[BEGIN INPUT]

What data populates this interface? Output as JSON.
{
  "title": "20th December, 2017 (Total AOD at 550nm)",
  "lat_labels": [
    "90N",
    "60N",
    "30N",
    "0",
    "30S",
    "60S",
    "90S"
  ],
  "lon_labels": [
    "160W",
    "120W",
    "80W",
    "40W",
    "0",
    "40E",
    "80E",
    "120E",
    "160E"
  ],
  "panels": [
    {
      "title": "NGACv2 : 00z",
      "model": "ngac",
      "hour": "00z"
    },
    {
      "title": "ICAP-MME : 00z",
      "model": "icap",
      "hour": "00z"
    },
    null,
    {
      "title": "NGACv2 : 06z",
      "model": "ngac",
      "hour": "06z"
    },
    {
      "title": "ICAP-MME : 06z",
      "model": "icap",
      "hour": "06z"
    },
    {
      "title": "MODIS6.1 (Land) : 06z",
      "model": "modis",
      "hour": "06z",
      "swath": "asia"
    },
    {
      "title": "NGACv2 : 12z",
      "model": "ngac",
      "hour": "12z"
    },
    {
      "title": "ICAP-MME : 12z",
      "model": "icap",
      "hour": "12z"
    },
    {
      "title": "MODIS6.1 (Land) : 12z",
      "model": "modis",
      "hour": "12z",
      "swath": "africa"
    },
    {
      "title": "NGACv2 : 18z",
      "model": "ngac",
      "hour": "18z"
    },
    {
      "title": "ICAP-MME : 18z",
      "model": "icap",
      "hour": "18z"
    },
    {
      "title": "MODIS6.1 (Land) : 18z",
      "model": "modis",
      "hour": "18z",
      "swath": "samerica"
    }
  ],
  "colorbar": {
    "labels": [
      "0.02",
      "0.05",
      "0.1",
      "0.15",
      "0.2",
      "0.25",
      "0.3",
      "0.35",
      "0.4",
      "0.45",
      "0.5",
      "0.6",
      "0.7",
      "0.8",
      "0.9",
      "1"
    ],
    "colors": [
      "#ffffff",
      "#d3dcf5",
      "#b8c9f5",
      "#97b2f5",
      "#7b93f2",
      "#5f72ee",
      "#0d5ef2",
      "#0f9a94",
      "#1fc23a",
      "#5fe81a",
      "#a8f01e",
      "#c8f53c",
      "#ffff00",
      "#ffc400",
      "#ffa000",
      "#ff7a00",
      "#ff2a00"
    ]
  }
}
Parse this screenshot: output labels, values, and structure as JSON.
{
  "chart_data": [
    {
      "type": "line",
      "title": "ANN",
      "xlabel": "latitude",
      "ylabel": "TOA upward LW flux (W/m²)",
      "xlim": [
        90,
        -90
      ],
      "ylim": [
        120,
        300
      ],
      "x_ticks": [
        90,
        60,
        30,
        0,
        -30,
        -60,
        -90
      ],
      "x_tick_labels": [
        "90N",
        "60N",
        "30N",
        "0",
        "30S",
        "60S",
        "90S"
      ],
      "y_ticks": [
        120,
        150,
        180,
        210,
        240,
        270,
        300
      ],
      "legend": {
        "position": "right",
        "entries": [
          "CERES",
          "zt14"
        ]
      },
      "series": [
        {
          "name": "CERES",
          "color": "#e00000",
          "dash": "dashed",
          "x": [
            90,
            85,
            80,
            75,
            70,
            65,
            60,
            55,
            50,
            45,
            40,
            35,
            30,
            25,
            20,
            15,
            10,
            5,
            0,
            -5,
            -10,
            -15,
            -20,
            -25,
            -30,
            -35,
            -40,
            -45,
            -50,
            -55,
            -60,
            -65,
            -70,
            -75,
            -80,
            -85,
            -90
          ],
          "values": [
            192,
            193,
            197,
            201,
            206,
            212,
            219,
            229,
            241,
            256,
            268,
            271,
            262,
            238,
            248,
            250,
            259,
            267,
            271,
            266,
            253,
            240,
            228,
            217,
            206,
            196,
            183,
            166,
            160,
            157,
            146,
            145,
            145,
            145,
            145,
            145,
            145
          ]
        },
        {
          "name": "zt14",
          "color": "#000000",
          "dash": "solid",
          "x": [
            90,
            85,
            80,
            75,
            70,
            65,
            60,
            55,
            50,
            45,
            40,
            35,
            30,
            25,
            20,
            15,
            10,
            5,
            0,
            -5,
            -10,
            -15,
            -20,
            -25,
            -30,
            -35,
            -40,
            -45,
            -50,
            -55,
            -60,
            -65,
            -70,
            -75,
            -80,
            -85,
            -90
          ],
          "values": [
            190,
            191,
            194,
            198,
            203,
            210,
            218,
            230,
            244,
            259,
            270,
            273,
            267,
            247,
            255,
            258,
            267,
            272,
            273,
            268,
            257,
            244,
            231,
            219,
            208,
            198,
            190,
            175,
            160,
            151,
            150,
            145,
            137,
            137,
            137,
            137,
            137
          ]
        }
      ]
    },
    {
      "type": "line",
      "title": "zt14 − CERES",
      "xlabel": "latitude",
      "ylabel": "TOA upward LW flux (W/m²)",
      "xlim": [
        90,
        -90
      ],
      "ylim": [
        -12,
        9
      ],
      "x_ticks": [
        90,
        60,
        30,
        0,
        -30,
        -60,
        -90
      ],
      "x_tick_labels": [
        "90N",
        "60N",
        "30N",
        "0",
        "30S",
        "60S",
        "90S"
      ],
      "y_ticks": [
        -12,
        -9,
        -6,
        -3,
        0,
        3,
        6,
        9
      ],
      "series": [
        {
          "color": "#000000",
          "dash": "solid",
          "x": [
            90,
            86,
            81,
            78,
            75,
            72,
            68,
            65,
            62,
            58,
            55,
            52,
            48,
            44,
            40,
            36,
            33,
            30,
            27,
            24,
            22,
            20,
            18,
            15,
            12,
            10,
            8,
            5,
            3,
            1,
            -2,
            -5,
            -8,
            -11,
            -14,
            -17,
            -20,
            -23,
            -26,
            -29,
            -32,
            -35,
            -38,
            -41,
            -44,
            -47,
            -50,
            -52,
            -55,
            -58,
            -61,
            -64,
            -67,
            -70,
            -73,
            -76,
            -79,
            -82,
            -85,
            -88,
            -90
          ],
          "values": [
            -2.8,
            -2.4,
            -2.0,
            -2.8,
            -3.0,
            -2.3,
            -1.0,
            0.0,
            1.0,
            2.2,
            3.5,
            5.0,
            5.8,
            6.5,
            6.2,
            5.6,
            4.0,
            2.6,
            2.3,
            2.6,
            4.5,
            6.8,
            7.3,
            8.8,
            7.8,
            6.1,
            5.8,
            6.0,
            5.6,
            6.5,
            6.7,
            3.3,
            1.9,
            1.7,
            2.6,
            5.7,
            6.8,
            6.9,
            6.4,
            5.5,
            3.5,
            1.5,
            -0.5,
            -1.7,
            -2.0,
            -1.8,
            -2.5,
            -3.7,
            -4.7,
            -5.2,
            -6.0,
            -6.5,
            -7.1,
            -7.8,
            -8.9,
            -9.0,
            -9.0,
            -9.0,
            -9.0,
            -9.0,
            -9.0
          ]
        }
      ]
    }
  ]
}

[END INPUT]

_WORK TO COMPLETE_
Return the full listing, character for character.

_SOLUTION FOR THIS EXERCISE_
What data populates this interface? Output as JSON.
{
  "title": "20th December, 2017 (Total AOD at 550nm)",
  "lat_labels": [
    "90N",
    "60N",
    "30N",
    "0",
    "30S",
    "60S",
    "90S"
  ],
  "lon_labels": [
    "160W",
    "120W",
    "80W",
    "40W",
    "0",
    "40E",
    "80E",
    "120E",
    "160E"
  ],
  "panels": [
    {
      "title": "NGACv2 : 00z",
      "model": "ngac",
      "hour": "00z"
    },
    {
      "title": "ICAP-MME : 00z",
      "model": "icap",
      "hour": "00z"
    },
    null,
    {
      "title": "NGACv2 : 06z",
      "model": "ngac",
      "hour": "06z"
    },
    {
      "title": "ICAP-MME : 06z",
      "model": "icap",
      "hour": "06z"
    },
    {
      "title": "MODIS6.1 (Land) : 06z",
      "model": "modis",
      "hour": "06z",
      "swath": "asia"
    },
    {
      "title": "NGACv2 : 12z",
      "model": "ngac",
      "hour": "12z"
    },
    {
      "title": "ICAP-MME : 12z",
      "model": "icap",
      "hour": "12z"
    },
    {
      "title": "MODIS6.1 (Land) : 12z",
      "model": "modis",
      "hour": "12z",
      "swath": "africa"
    },
    {
      "title": "NGACv2 : 18z",
      "model": "ngac",
      "hour": "18z"
    },
    {
      "title": "ICAP-MME : 18z",
      "model": "icap",
      "hour": "18z"
    },
    {
      "title": "MODIS6.1 (Land) : 18z",
      "model": "modis",
      "hour": "18z",
      "swath": "samerica"
    }
  ],
  "colorbar": {
    "labels": [
      "0.02",
      "0.05",
      "0.1",
      "0.15",
      "0.2",
      "0.25",
      "0.3",
      "0.35",
      "0.4",
      "0.45",
      "0.5",
      "0.6",
      "0.7",
      "0.8",
      "0.9",
      "1"
    ],
    "colors": [
      "#ffffff",
      "#d3dcf5",
      "#b8c9f5",
      "#97b2f5",
      "#7b93f2",
      "#5f72ee",
      "#0d5ef2",
      "#0f9a94",
      "#1fc23a",
      "#5fe81a",
      "#a8f01e",
      "#c8f53c",
      "#ffff00",
      "#ffc400",
      "#ffa000",
      "#ff7a00",
      "#ff2a00"
    ]
  }
}
Parse this screenshot: output labels, values, and structure as JSON.
{
  "chart_data": [
    {
      "type": "line",
      "title": "ANN",
      "xlabel": "latitude",
      "ylabel": "TOA upward LW flux (W/m²)",
      "xlim": [
        90,
        -90
      ],
      "ylim": [
        120,
        300
      ],
      "x_ticks": [
        90,
        60,
        30,
        0,
        -30,
        -60,
        -90
      ],
      "x_tick_labels": [
        "90N",
        "60N",
        "30N",
        "0",
        "30S",
        "60S",
        "90S"
      ],
      "y_ticks": [
        120,
        150,
        180,
        210,
        240,
        270,
        300
      ],
      "legend": {
        "position": "right",
        "entries": [
          "CERES",
          "zt14"
        ]
      },
      "series": [
        {
          "name": "CERES",
          "color": "#e00000",
          "dash": "dashed",
          "x": [
            90,
            85,
            80,
            75,
            70,
            65,
            60,
            55,
            50,
            45,
            40,
            35,
            30,
            25,
            20,
            15,
            10,
            5,
            0,
            -5,
            -10,
            -15,
            -20,
            -25,
            -30,
            -35,
            -40,
            -45,
            -50,
            -55,
            -60,
            -65,
            -70,
            -75,
            -80,
            -85,
            -90
          ],
          "values": [
            192,
            193,
            197,
            201,
            206,
            212,
            219,
            229,
            241,
            256,
            268,
            271,
            262,
            238,
            248,
            250,
            259,
            267,
            271,
            266,
            253,
            240,
            228,
            217,
            206,
            196,
            183,
            166,
            160,
            157,
            146,
            145,
            145,
            145,
            145,
            145,
            145
          ]
        },
        {
          "name": "zt14",
          "color": "#000000",
          "dash": "solid",
          "x": [
            90,
            85,
            80,
            75,
            70,
            65,
            60,
            55,
            50,
            45,
            40,
            35,
            30,
            25,
            20,
            15,
            10,
            5,
            0,
            -5,
            -10,
            -15,
            -20,
            -25,
            -30,
            -35,
            -40,
            -45,
            -50,
            -55,
            -60,
            -65,
            -70,
            -75,
            -80,
            -85,
            -90
          ],
          "values": [
            190,
            191,
            194,
            198,
            203,
            210,
            218,
            230,
            244,
            259,
            270,
            273,
            267,
            247,
            255,
            258,
            267,
            272,
            273,
            268,
            257,
            244,
            231,
            219,
            208,
            198,
            190,
            175,
            160,
            151,
            150,
            145,
            137,
            137,
            137,
            137,
            137
          ]
        }
      ]
    },
    {
      "type": "line",
      "title": "zt14 − CERES",
      "xlabel": "latitude",
      "ylabel": "TOA upward LW flux (W/m²)",
      "xlim": [
        90,
        -90
      ],
      "ylim": [
        -12,
        9
      ],
      "x_ticks": [
        90,
        60,
        30,
        0,
        -30,
        -60,
        -90
      ],
      "x_tick_labels": [
        "90N",
        "60N",
        "30N",
        "0",
        "30S",
        "60S",
        "90S"
      ],
      "y_ticks": [
        -12,
        -9,
        -6,
        -3,
        0,
        3,
        6,
        9
      ],
      "series": [
        {
          "color": "#000000",
          "dash": "solid",
          "x": [
            90,
            86,
            81,
            78,
            75,
            72,
            68,
            65,
            62,
            58,
            55,
            52,
            48,
            44,
            40,
            36,
            33,
            30,
            27,
            24,
            22,
            20,
            18,
            15,
            12,
            10,
            8,
            5,
            3,
            1,
            -2,
            -5,
            -8,
            -11,
            -14,
            -17,
            -20,
            -23,
            -26,
            -29,
            -32,
            -35,
            -38,
            -41,
            -44,
            -47,
            -50,
            -52,
            -55,
            -58,
            -61,
            -64,
            -67,
            -70,
            -73,
            -76,
            -79,
            -82,
            -85,
            -88,
            -90
          ],
          "values": [
            -2.8,
            -2.4,
            -2.0,
            -2.8,
            -3.0,
            -2.3,
            -1.0,
            0.0,
            1.0,
            2.2,
            3.5,
            5.0,
            5.8,
            6.5,
            6.2,
            5.6,
            4.0,
            2.6,
            2.3,
            2.6,
            4.5,
            6.8,
            7.3,
            8.8,
            7.8,
            6.1,
            5.8,
            6.0,
            5.6,
            6.5,
            6.7,
            3.3,
            1.9,
            1.7,
            2.6,
            5.7,
            6.8,
            6.9,
            6.4,
            5.5,
            3.5,
            1.5,
            -0.5,
            -1.7,
            -2.0,
            -1.8,
            -2.5,
            -3.7,
            -4.7,
            -5.2,
            -6.0,
            -6.5,
            -7.1,
            -7.8,
            -8.9,
            -9.0,
            -9.0,
            -9.0,
            -9.0,
            -9.0,
            -9.0
          ]
        }
      ]
    }
  ]
}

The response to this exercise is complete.